**Task instructions**
Scan the data that follows and count the lines with the string "textové"; answer with the count alone.

Records excerpted from a collection
════════
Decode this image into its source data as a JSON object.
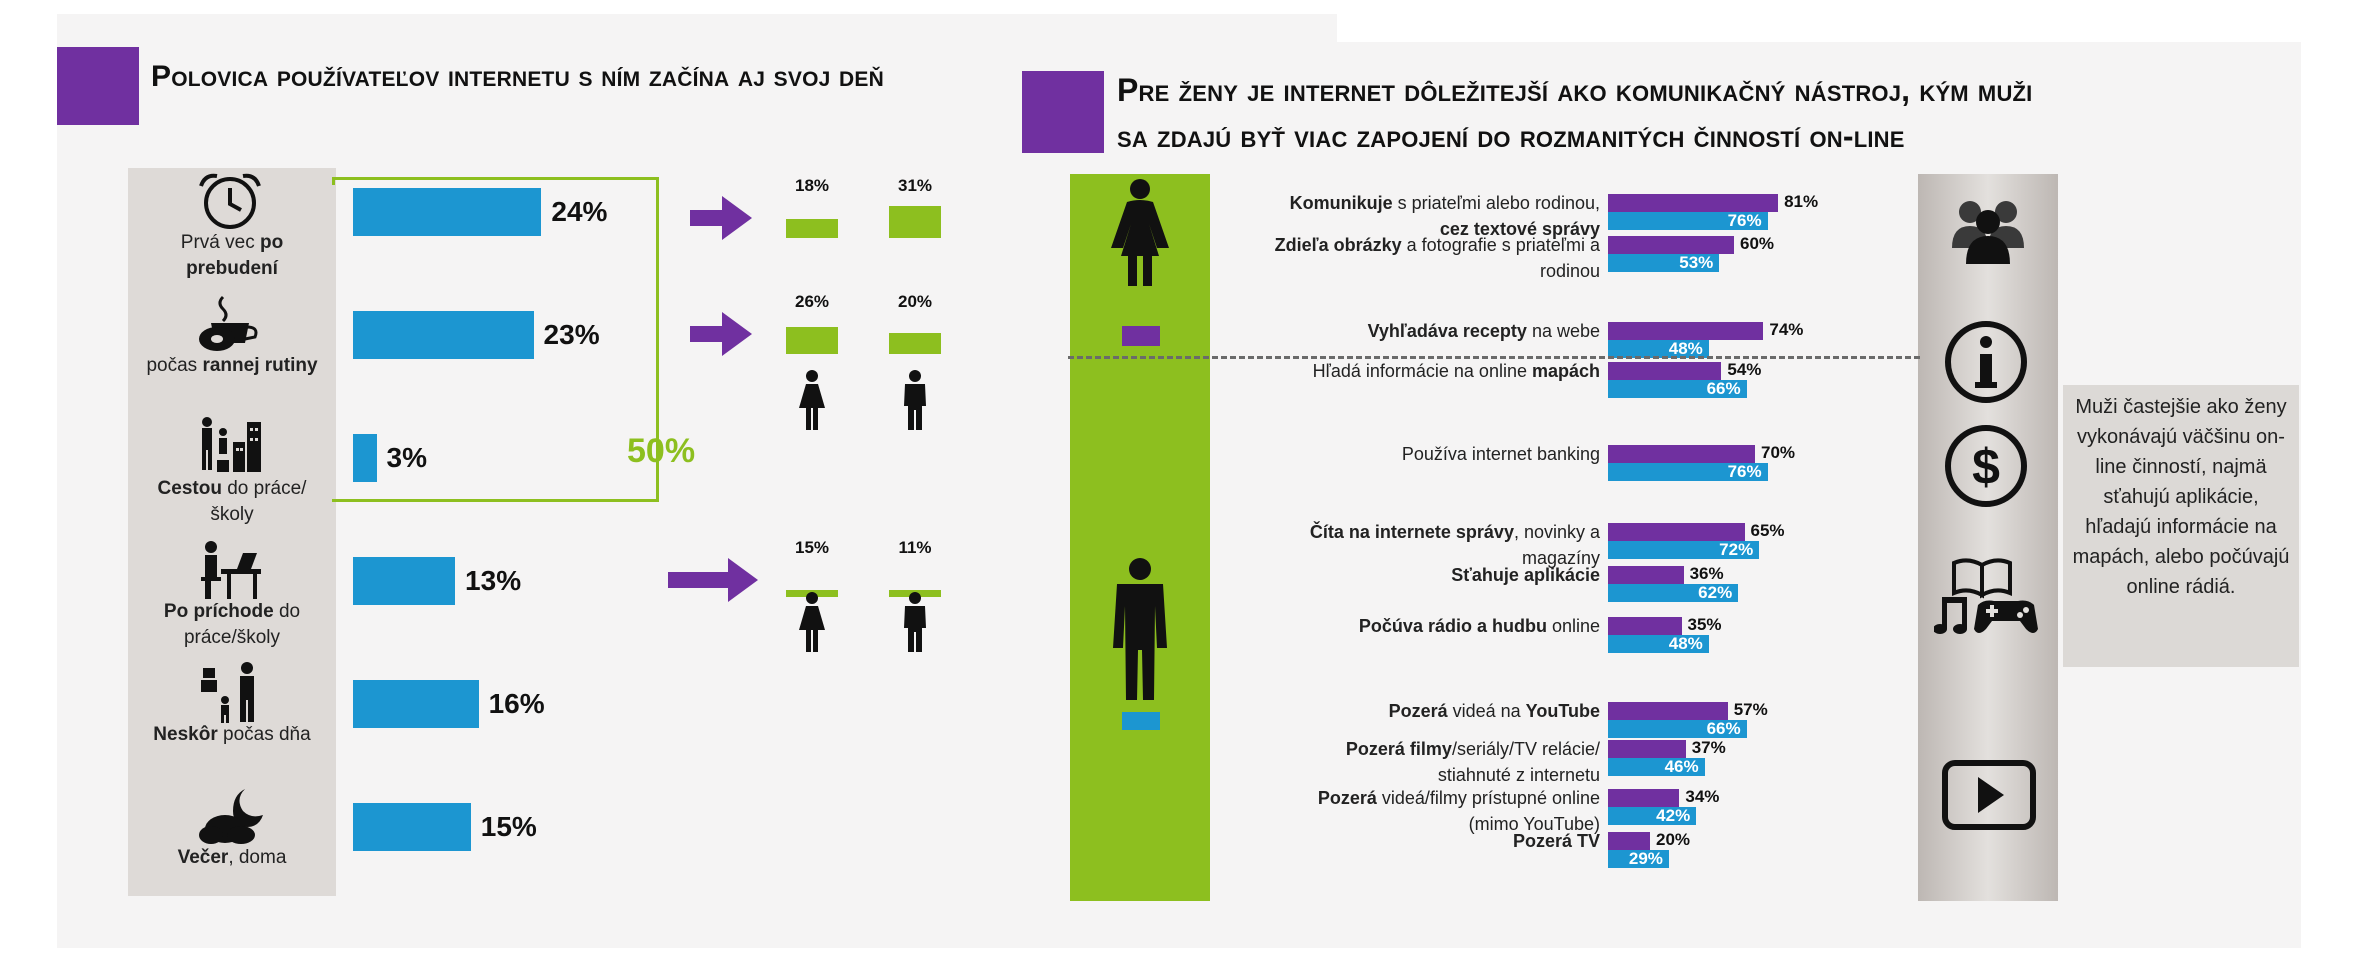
{
  "left": {
    "title": "Polovica používateľov internetu s ním začína aj svoj deň",
    "rows": [
      {
        "label_pre": "Prvá vec ",
        "label_bold": "po prebudení",
        "label_post": "",
        "pct": "24%",
        "icon": "alarm-clock-icon"
      },
      {
        "label_pre": "počas ",
        "label_bold": "rannej rutiny",
        "label_post": "",
        "pct": "23%",
        "icon": "coffee-cup-icon"
      },
      {
        "label_pre": "",
        "label_bold": "Cestou",
        "label_post": " do práce/školy",
        "pct": "3%",
        "icon": "commute-city-icon"
      },
      {
        "label_pre": "",
        "label_bold": "Po príchode",
        "label_post": " do práce/školy",
        "pct": "13%",
        "icon": "desk-worker-icon"
      },
      {
        "label_pre": "",
        "label_bold": "Neskôr",
        "label_post": " počas dňa",
        "pct": "16%",
        "icon": "parent-child-icon"
      },
      {
        "label_pre": "",
        "label_bold": "Večer",
        "label_post": ", doma",
        "pct": "15%",
        "icon": "night-cloud-moon-icon"
      }
    ],
    "bracket_total": "50%",
    "gender_groups": [
      {
        "women": "18%",
        "men": "31%"
      },
      {
        "women": "26%",
        "men": "20%"
      },
      {
        "women": "15%",
        "men": "11%"
      }
    ]
  },
  "right": {
    "title_line1": "Pre ženy je internet dôležitejší ako komunikačný nástroj, kým muži",
    "title_line2": "sa zdajú byť viac zapojení do rozmanitých činností on-line",
    "activities": [
      {
        "l1": [
          [
            "Komunikuje",
            true
          ],
          [
            " s priateľmi alebo rodinou,",
            false
          ]
        ],
        "l2": [
          [
            "cez textové správy",
            true
          ]
        ],
        "women": "81%",
        "men": "76%"
      },
      {
        "l1": [
          [
            "Zdieľa obrázky",
            true
          ],
          [
            " a fotografie s priateľmi a",
            false
          ]
        ],
        "l2": [
          [
            "rodinou",
            false
          ]
        ],
        "women": "60%",
        "men": "53%"
      },
      {
        "l1": [
          [
            "Vyhľadáva recepty",
            true
          ],
          [
            " na webe",
            false
          ]
        ],
        "l2": [],
        "women": "74%",
        "men": "48%"
      },
      {
        "l1": [
          [
            "Hľadá informácie na online ",
            false
          ],
          [
            "mapách",
            true
          ]
        ],
        "l2": [],
        "women": "54%",
        "men": "66%"
      },
      {
        "l1": [
          [
            "Používa internet banking",
            false
          ]
        ],
        "l2": [],
        "women": "70%",
        "men": "76%"
      },
      {
        "l1": [
          [
            "Číta na internete správy",
            true
          ],
          [
            ", novinky a",
            false
          ]
        ],
        "l2": [
          [
            "magazíny",
            false
          ]
        ],
        "women": "65%",
        "men": "72%"
      },
      {
        "l1": [
          [
            "Sťahuje aplikácie",
            true
          ]
        ],
        "l2": [],
        "women": "36%",
        "men": "62%"
      },
      {
        "l1": [
          [
            "Počúva rádio a hudbu",
            true
          ],
          [
            " online",
            false
          ]
        ],
        "l2": [],
        "women": "35%",
        "men": "48%"
      },
      {
        "l1": [
          [
            "Pozerá",
            true
          ],
          [
            " videá na ",
            false
          ],
          [
            "YouTube",
            true
          ]
        ],
        "l2": [],
        "women": "57%",
        "men": "66%"
      },
      {
        "l1": [
          [
            "Pozerá filmy",
            true
          ],
          [
            "/seriály/TV relácie/",
            false
          ]
        ],
        "l2": [
          [
            "stiahnuté z internetu",
            false
          ]
        ],
        "women": "37%",
        "men": "46%"
      },
      {
        "l1": [
          [
            "Pozerá",
            true
          ],
          [
            " videá/filmy prístupné online",
            false
          ]
        ],
        "l2": [
          [
            "(mimo YouTube)",
            false
          ]
        ],
        "women": "34%",
        "men": "42%"
      },
      {
        "l1": [
          [
            "Pozerá TV",
            true
          ]
        ],
        "l2": [],
        "women": "20%",
        "men": "29%"
      }
    ],
    "category_icons": [
      "people-icon",
      "info-icon",
      "dollar-icon",
      "book-music-gamepad-icon",
      "video-play-icon"
    ],
    "note": "Muži častejšie ako ženy vykonávajú väčšinu on-line činností, najmä sťahujú aplikácie, hľadajú informácie na mapách, alebo počúvajú online rádiá."
  },
  "colors": {
    "women": "#7030a0",
    "men": "#1c96d1",
    "accent_green": "#8dbf1f",
    "panel": "#f5f4f4",
    "icon_column": "#dedad7"
  },
  "chart_data": [
    {
      "type": "bar",
      "title": "Polovica používateľov internetu s ním začína aj svoj deň",
      "categories": [
        "Prvá vec po prebudení",
        "počas rannej rutiny",
        "Cestou do práce/školy",
        "Po príchode do práce/školy",
        "Neskôr počas dňa",
        "Večer, doma"
      ],
      "values": [
        24,
        23,
        3,
        13,
        16,
        15
      ],
      "annotation": "50%",
      "gender_breakdown": [
        {
          "category": "Prvá vec po prebudení",
          "women": 18,
          "men": 31
        },
        {
          "category": "počas rannej rutiny",
          "women": 26,
          "men": 20
        },
        {
          "category": "Po príchode do práce/školy",
          "women": 15,
          "men": 11
        }
      ]
    },
    {
      "type": "bar",
      "title": "Pre ženy je internet dôležitejší ako komunikačný nástroj, kým muži sa zdajú byť viac zapojení do rozmanitých činností on-line",
      "categories": [
        "Komunikuje s priateľmi alebo rodinou, cez textové správy",
        "Zdieľa obrázky a fotografie s priateľmi a rodinou",
        "Vyhľadáva recepty na webe",
        "Hľadá informácie na online mapách",
        "Používa internet banking",
        "Číta na internete správy, novinky a magazíny",
        "Sťahuje aplikácie",
        "Počúva rádio a hudbu online",
        "Pozerá videá na YouTube",
        "Pozerá filmy/seriály/TV relácie/ stiahnuté z internetu",
        "Pozerá videá/filmy prístupné online (mimo YouTube)",
        "Pozerá TV"
      ],
      "series": [
        {
          "values": [
            81,
            60,
            74,
            54,
            70,
            65,
            36,
            35,
            57,
            37,
            34,
            20
          ]
        },
        {
          "values": [
            76,
            53,
            48,
            66,
            76,
            72,
            62,
            48,
            66,
            46,
            42,
            29
          ]
        }
      ]
    }
  ]
}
════════
**Final answer**
2